__What you will do__. Go through the records below line by line, counting those that contain the word "mapped"; answer with the count only.

__Material for this exercise__.
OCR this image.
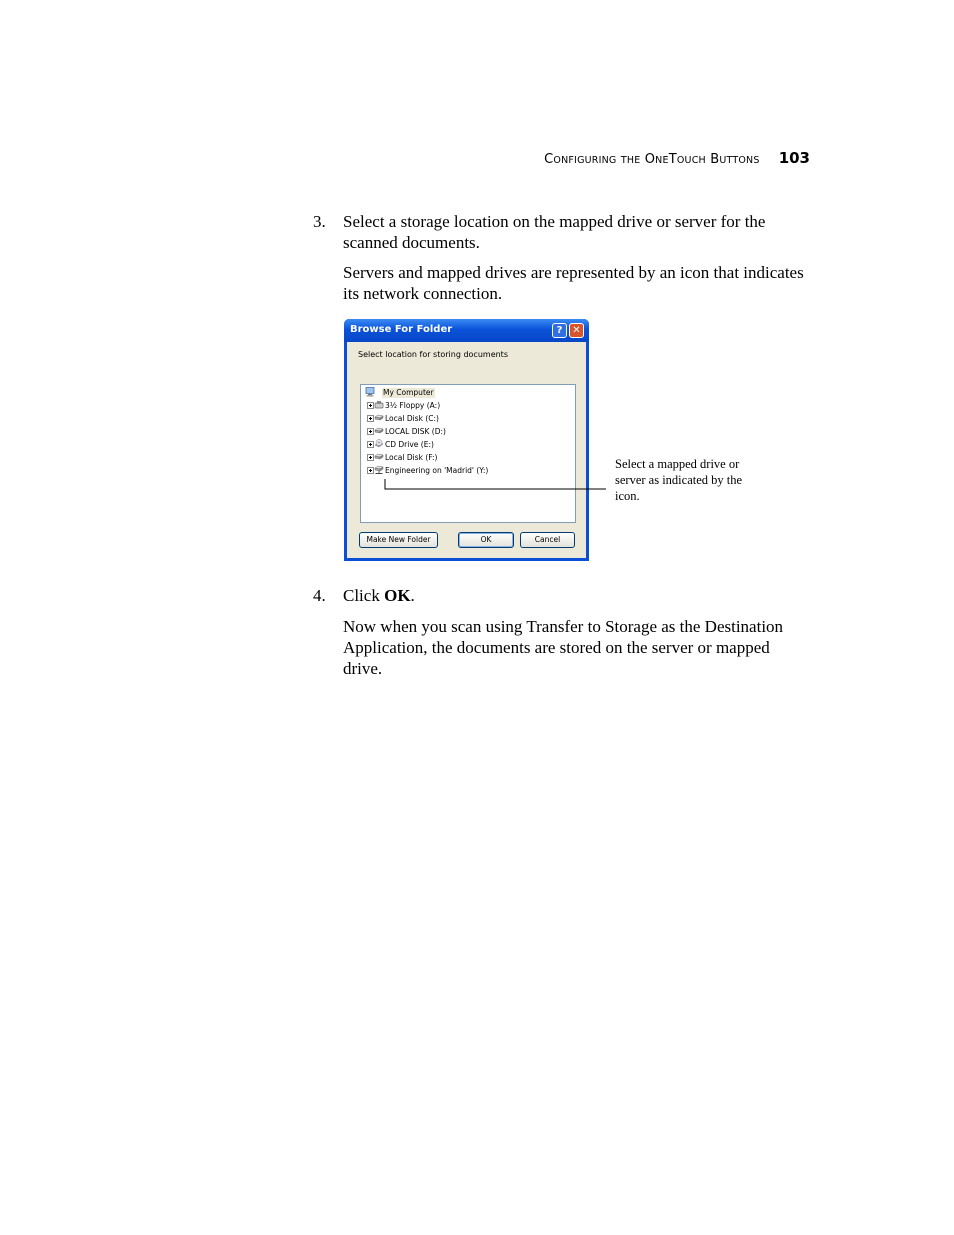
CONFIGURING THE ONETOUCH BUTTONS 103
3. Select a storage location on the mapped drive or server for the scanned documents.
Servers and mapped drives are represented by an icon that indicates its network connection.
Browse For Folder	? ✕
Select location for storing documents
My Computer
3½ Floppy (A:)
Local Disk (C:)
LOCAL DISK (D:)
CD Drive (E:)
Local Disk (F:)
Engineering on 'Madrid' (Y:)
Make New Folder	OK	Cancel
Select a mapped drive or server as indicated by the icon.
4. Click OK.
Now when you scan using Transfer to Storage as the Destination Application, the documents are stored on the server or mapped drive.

...

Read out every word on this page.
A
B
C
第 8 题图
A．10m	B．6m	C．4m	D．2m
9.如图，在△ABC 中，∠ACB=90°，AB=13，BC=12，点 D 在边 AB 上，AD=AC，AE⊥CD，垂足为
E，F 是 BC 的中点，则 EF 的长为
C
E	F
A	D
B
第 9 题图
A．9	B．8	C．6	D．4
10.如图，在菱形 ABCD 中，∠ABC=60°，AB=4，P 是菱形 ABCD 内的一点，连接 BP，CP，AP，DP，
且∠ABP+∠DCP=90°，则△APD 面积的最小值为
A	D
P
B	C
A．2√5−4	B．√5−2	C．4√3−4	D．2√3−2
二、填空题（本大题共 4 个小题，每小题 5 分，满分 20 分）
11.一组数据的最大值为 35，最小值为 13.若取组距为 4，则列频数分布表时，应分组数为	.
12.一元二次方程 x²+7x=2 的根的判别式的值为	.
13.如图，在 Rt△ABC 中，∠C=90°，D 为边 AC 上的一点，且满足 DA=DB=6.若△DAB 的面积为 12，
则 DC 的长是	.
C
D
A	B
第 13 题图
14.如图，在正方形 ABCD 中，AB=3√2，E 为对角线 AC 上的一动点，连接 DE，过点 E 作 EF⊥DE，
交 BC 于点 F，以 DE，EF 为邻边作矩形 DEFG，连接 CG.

__Task response__. 4